### Work required
Can you print the data exactly and leave out each image?

----

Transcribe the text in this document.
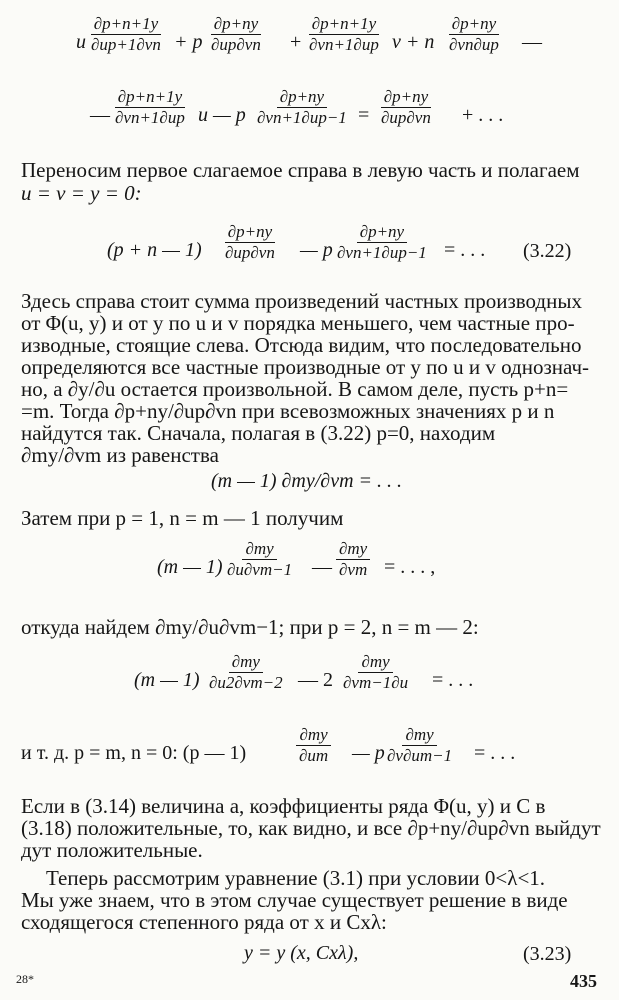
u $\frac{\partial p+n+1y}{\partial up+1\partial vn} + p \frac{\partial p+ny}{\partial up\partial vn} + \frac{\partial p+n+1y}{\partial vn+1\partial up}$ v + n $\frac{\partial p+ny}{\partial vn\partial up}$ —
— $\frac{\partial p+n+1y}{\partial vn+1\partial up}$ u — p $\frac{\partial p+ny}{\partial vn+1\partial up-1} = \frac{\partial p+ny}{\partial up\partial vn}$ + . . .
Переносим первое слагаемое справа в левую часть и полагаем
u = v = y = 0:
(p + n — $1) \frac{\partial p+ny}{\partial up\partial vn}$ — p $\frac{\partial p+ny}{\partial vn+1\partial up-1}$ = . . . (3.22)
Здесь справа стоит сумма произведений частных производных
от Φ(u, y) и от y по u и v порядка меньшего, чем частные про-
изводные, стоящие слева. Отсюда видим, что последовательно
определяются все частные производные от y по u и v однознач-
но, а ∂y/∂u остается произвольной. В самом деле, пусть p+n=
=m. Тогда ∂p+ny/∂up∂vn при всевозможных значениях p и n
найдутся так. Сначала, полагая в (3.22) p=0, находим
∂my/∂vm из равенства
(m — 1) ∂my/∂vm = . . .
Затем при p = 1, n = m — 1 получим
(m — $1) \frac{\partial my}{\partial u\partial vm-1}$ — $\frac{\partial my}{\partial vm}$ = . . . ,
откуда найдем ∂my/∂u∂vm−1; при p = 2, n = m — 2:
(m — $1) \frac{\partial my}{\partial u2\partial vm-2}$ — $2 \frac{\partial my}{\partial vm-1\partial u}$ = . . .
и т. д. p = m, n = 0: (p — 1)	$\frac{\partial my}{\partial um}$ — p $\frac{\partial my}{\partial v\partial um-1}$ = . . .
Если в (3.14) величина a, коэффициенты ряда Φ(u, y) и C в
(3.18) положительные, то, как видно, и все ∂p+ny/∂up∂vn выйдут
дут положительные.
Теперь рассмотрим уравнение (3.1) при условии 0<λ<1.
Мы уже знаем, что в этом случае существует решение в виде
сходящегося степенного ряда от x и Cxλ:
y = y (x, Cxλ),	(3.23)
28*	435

----

### Response to this exercise
Transcribe the text in this document.
u $\frac{\partial p+n+1y}{\partial up+1\partial vn} + p \frac{\partial p+ny}{\partial up\partial vn} + \frac{\partial p+n+1y}{\partial vn+1\partial up}$ v + n $\frac{\partial p+ny}{\partial vn\partial up}$ —
— $\frac{\partial p+n+1y}{\partial vn+1\partial up}$ u — p $\frac{\partial p+ny}{\partial vn+1\partial up-1} = \frac{\partial p+ny}{\partial up\partial vn}$ + . . .
Переносим первое слагаемое справа в левую часть и полагаем
u = v = y = 0:
(p + n — $1) \frac{\partial p+ny}{\partial up\partial vn}$ — p $\frac{\partial p+ny}{\partial vn+1\partial up-1}$ = . . . (3.22)
Здесь справа стоит сумма произведений частных производных
от Φ(u, y) и от y по u и v порядка меньшего, чем частные про-
изводные, стоящие слева. Отсюда видим, что последовательно
определяются все частные производные от y по u и v однознач-
но, а ∂y/∂u остается произвольной. В самом деле, пусть p+n=
=m. Тогда ∂p+ny/∂up∂vn при всевозможных значениях p и n
найдутся так. Сначала, полагая в (3.22) p=0, находим
∂my/∂vm из равенства
(m — 1) ∂my/∂vm = . . .
Затем при p = 1, n = m — 1 получим
(m — $1) \frac{\partial my}{\partial u\partial vm-1}$ — $\frac{\partial my}{\partial vm}$ = . . . ,
откуда найдем ∂my/∂u∂vm−1; при p = 2, n = m — 2:
(m — $1) \frac{\partial my}{\partial u2\partial vm-2}$ — $2 \frac{\partial my}{\partial vm-1\partial u}$ = . . .
и т. д. p = m, n = 0: (p — 1)	$\frac{\partial my}{\partial um}$ — p $\frac{\partial my}{\partial v\partial um-1}$ = . . .
Если в (3.14) величина a, коэффициенты ряда Φ(u, y) и C в
(3.18) положительные, то, как видно, и все ∂p+ny/∂up∂vn выйдут
дут положительные.
Теперь рассмотрим уравнение (3.1) при условии 0<λ<1.
Мы уже знаем, что в этом случае существует решение в виде
сходящегося степенного ряда от x и Cxλ:
y = y (x, Cxλ),	(3.23)
28*	435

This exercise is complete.